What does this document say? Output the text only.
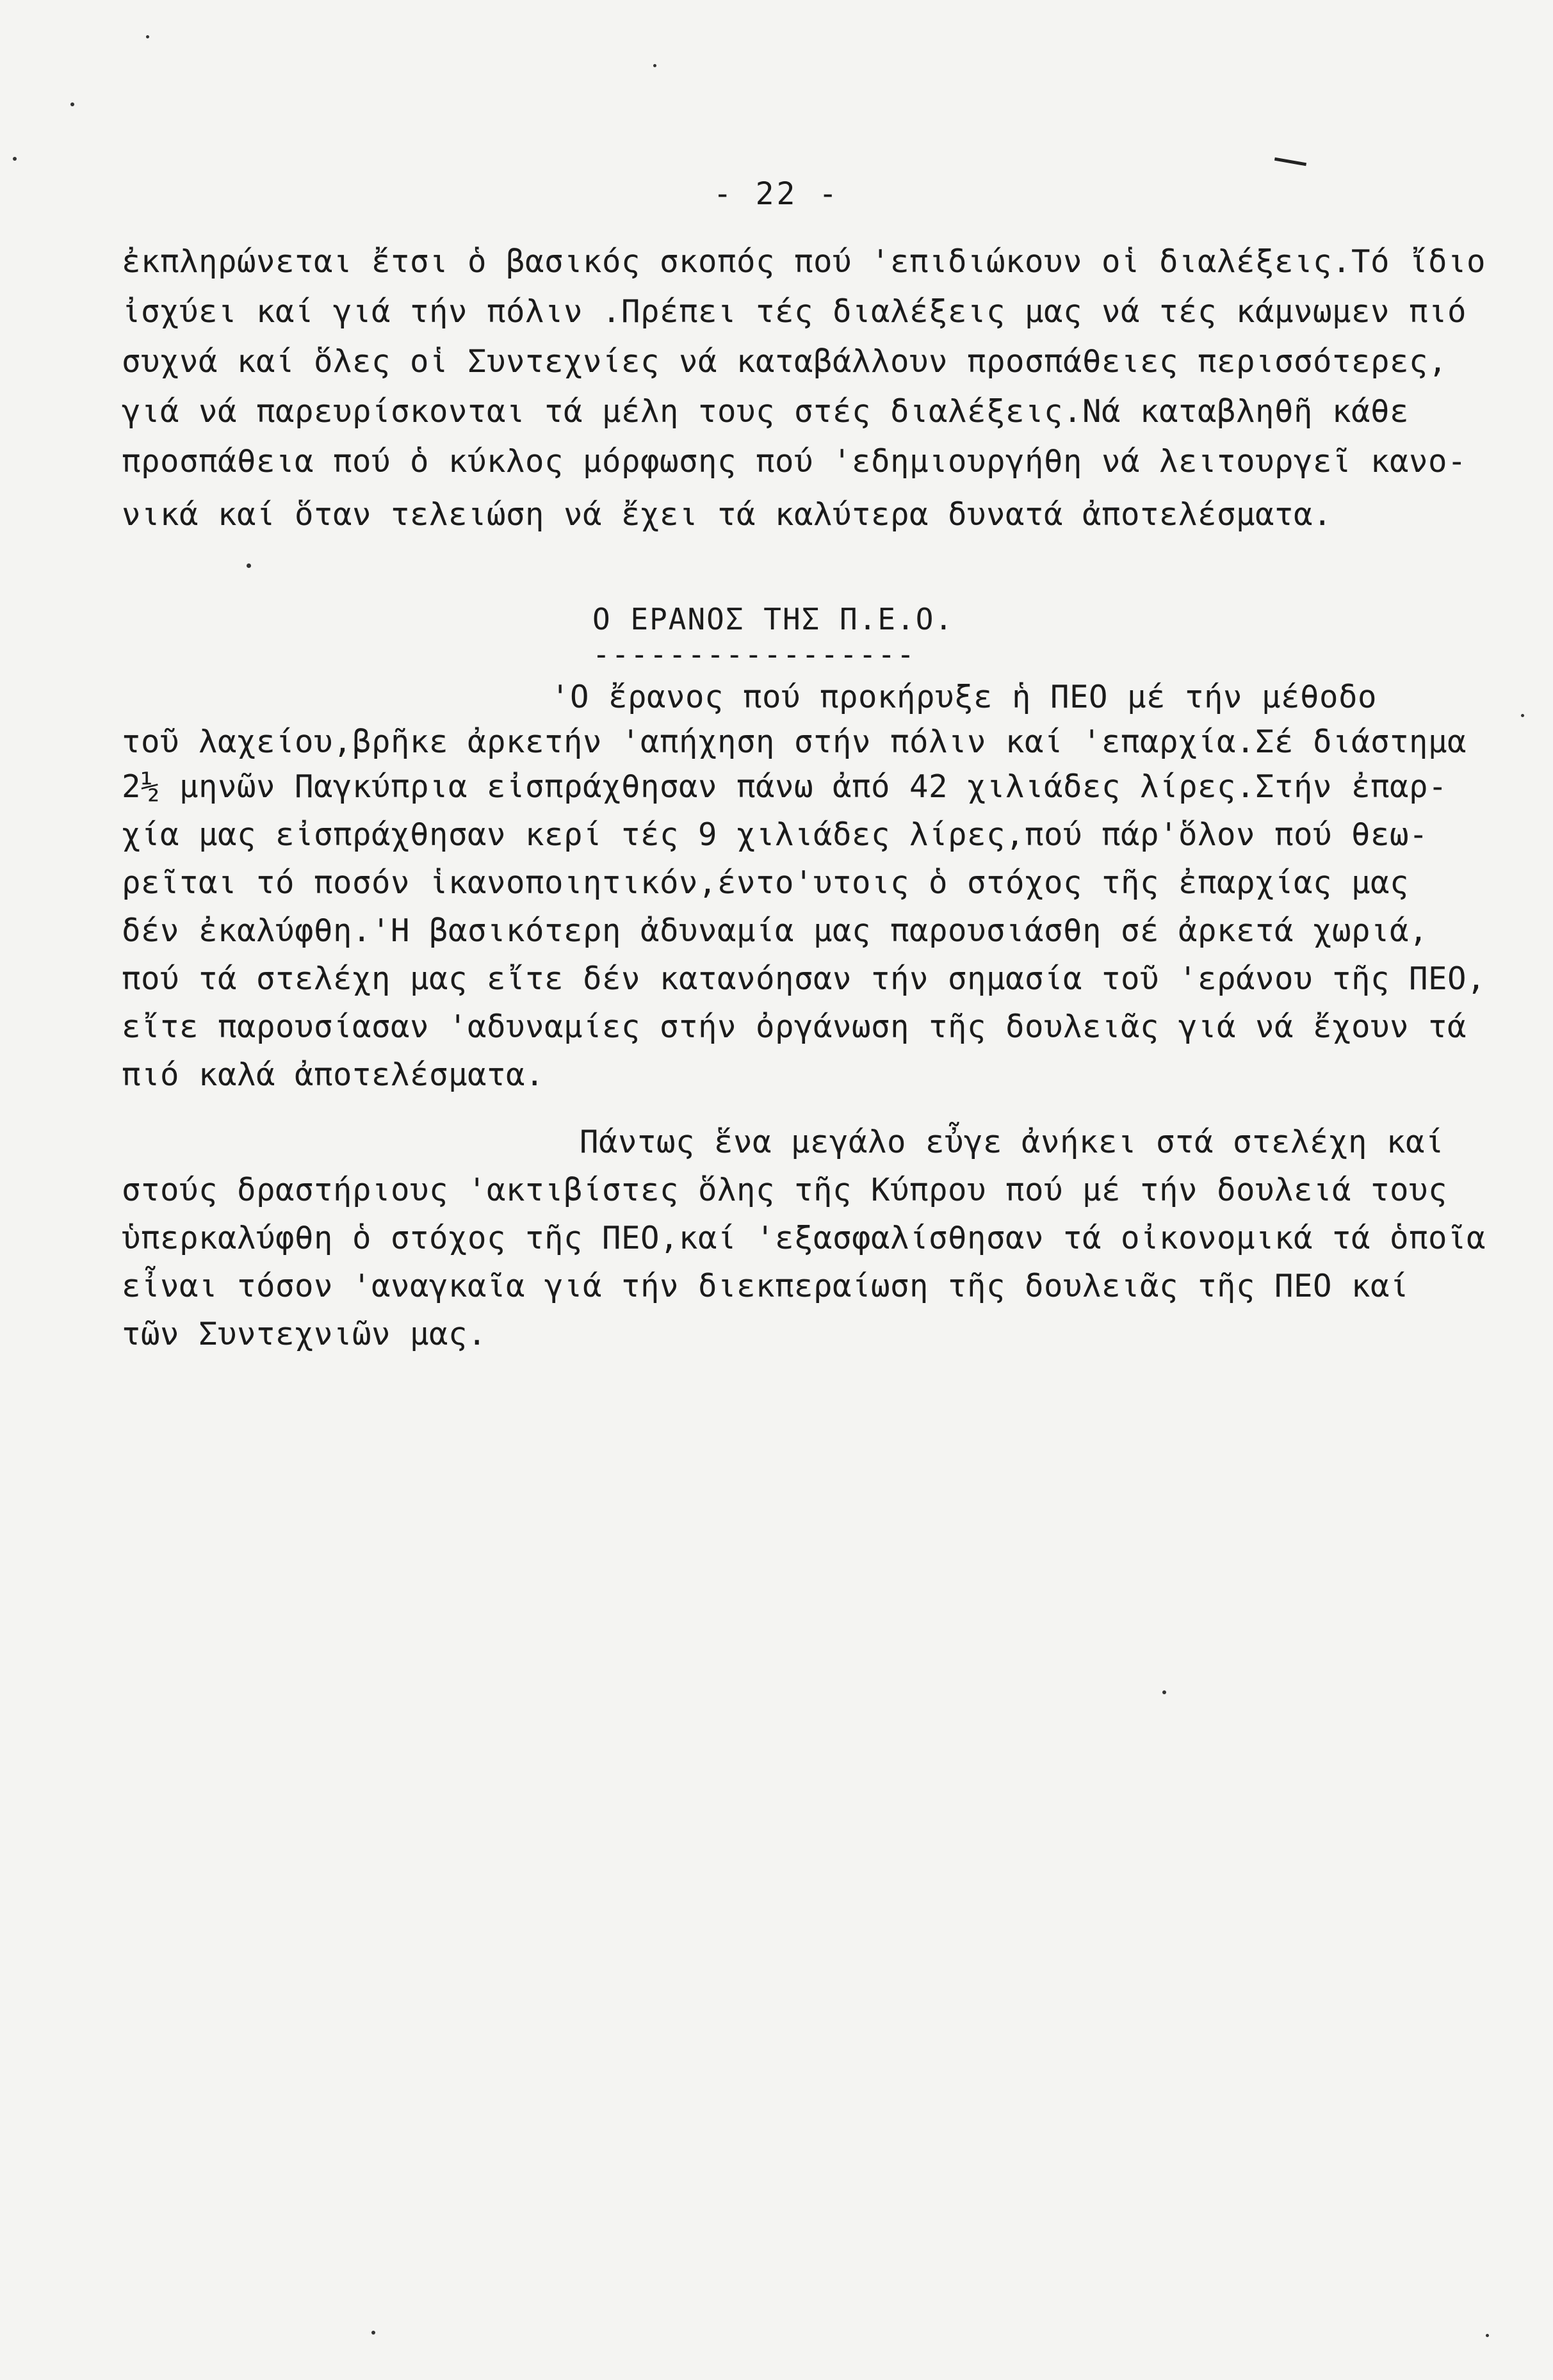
- 22 -
ἐκπληρώνεται ἔτσι ὁ βασικός σκοπός πού 'επιδιώκουν οἱ διαλέξεις.Τό ἴδιο
ἰσχύει καί γιά τήν πόλιν .Πρέπει τές διαλέξεις μας νά τές κάμνωμεν πιό
συχνά καί ὅλες οἱ Συντεχνίες νά καταβάλλουν προσπάθειες περισσότερες,
γιά νά παρευρίσκονται τά μέλη τους στές διαλέξεις.Νά καταβληθῆ κάθε
προσπάθεια πού ὁ κύκλος μόρφωσης πού 'εδημιουργήθη νά λειτουργεῖ κανο-
νικά καί ὅταν τελειώση νά ἔχει τά καλύτερα δυνατά ἀποτελέσματα.
Ο ΕΡΑΝΟΣ ΤΗΣ Π.Ε.Ο.
-----------------
'Ο ἔρανος πού προκήρυξε ἡ ΠΕΟ μέ τήν μέθοδο
τοῦ λαχείου,βρῆκε ἀρκετήν 'απήχηση στήν πόλιν καί 'επαρχία.Σέ διάστημα
2½ μηνῶν Παγκύπρια εἰσπράχθησαν πάνω ἀπό 42 χιλιάδες λίρες.Στήν ἐπαρ-
χία μας εἰσπράχθησαν κερί τές 9 χιλιάδες λίρες,πού πάρ'ὅλον πού θεω-
ρεῖται τό ποσόν ἱκανοποιητικόν,έντο'υτοις ὁ στόχος τῆς ἐπαρχίας μας
δέν ἐκαλύφθη.'Η βασικότερη ἀδυναμία μας παρουσιάσθη σέ ἀρκετά χωριά,
πού τά στελέχη μας εἴτε δέν κατανόησαν τήν σημασία τοῦ 'εράνου τῆς ΠΕΟ,
εἴτε παρουσίασαν 'αδυναμίες στήν ὀργάνωση τῆς δουλειᾶς γιά νά ἔχουν τά
πιό καλά ἀποτελέσματα.
Πάντως ἕνα μεγάλο εὖγε ἀνήκει στά στελέχη καί
στούς δραστήριους 'ακτιβίστες ὅλης τῆς Κύπρου πού μέ τήν δουλειά τους
ὑπερκαλύφθη ὁ στόχος τῆς ΠΕΟ,καί 'εξασφαλίσθησαν τά οἰκονομικά τά ὁποῖα
εἶναι τόσον 'αναγκαῖα γιά τήν διεκπεραίωση τῆς δουλειᾶς τῆς ΠΕΟ καί
τῶν Συντεχνιῶν μας.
---*---
Retype each line of the listing above word for word. Exclude the pictures.

| Written response |
What does this document say? Output the text only.
- 22 -
ἐκπληρώνεται ἔτσι ὁ βασικός σκοπός πού 'επιδιώκουν οἱ διαλέξεις.Τό ἴδιο
ἰσχύει καί γιά τήν πόλιν .Πρέπει τές διαλέξεις μας νά τές κάμνωμεν πιό
συχνά καί ὅλες οἱ Συντεχνίες νά καταβάλλουν προσπάθειες περισσότερες,
γιά νά παρευρίσκονται τά μέλη τους στές διαλέξεις.Νά καταβληθῆ κάθε
προσπάθεια πού ὁ κύκλος μόρφωσης πού 'εδημιουργήθη νά λειτουργεῖ κανο-
νικά καί ὅταν τελειώση νά ἔχει τά καλύτερα δυνατά ἀποτελέσματα.
Ο ΕΡΑΝΟΣ ΤΗΣ Π.Ε.Ο.
-----------------
'Ο ἔρανος πού προκήρυξε ἡ ΠΕΟ μέ τήν μέθοδο
τοῦ λαχείου,βρῆκε ἀρκετήν 'απήχηση στήν πόλιν καί 'επαρχία.Σέ διάστημα
2½ μηνῶν Παγκύπρια εἰσπράχθησαν πάνω ἀπό 42 χιλιάδες λίρες.Στήν ἐπαρ-
χία μας εἰσπράχθησαν κερί τές 9 χιλιάδες λίρες,πού πάρ'ὅλον πού θεω-
ρεῖται τό ποσόν ἱκανοποιητικόν,έντο'υτοις ὁ στόχος τῆς ἐπαρχίας μας
δέν ἐκαλύφθη.'Η βασικότερη ἀδυναμία μας παρουσιάσθη σέ ἀρκετά χωριά,
πού τά στελέχη μας εἴτε δέν κατανόησαν τήν σημασία τοῦ 'εράνου τῆς ΠΕΟ,
εἴτε παρουσίασαν 'αδυναμίες στήν ὀργάνωση τῆς δουλειᾶς γιά νά ἔχουν τά
πιό καλά ἀποτελέσματα.
Πάντως ἕνα μεγάλο εὖγε ἀνήκει στά στελέχη καί
στούς δραστήριους 'ακτιβίστες ὅλης τῆς Κύπρου πού μέ τήν δουλειά τους
ὑπερκαλύφθη ὁ στόχος τῆς ΠΕΟ,καί 'εξασφαλίσθησαν τά οἰκονομικά τά ὁποῖα
εἶναι τόσον 'αναγκαῖα γιά τήν διεκπεραίωση τῆς δουλειᾶς τῆς ΠΕΟ καί
τῶν Συντεχνιῶν μας.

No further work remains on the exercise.